Problem details → Review the material line by line. Identify and copy every line that contains the string "steps".

Data for the task →

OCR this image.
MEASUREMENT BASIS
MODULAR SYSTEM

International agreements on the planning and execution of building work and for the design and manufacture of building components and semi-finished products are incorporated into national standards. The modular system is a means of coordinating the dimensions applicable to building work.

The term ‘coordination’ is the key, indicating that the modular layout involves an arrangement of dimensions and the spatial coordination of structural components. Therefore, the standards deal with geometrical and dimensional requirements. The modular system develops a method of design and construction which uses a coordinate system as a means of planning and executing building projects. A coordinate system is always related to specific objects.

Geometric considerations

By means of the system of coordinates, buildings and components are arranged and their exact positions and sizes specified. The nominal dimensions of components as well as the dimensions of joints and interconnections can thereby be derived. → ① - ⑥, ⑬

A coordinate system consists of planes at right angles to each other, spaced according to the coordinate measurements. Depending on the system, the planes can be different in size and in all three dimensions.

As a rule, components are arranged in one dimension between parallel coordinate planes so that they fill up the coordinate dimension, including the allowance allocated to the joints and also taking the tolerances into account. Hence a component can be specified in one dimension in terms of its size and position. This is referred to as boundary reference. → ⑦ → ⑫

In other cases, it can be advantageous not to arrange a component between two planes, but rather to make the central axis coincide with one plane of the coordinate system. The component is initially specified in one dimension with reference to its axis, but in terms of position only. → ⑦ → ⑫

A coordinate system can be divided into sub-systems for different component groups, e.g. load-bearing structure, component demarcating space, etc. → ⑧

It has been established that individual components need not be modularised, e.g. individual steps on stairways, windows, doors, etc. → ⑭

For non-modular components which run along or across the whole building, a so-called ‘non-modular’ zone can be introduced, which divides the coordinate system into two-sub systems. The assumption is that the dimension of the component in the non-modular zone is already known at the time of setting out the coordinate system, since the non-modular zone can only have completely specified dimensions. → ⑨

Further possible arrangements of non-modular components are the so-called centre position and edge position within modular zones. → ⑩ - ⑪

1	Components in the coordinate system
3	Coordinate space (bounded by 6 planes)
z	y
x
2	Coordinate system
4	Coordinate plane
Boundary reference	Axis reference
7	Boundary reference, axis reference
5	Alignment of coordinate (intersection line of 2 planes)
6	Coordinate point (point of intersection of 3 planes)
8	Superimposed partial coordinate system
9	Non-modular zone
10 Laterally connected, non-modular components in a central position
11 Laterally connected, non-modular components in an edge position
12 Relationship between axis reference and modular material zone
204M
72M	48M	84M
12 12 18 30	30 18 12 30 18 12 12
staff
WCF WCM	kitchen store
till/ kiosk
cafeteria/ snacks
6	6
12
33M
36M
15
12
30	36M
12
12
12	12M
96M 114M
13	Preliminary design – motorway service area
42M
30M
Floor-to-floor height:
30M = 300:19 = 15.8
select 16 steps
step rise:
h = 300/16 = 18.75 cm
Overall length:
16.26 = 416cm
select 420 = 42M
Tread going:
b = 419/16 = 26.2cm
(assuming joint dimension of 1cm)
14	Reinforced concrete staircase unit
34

Result for this task →
It has been established that individual components need not be modularised, e.g. individual steps on stairways, windows, doors, etc. → ⑭
select 16 steps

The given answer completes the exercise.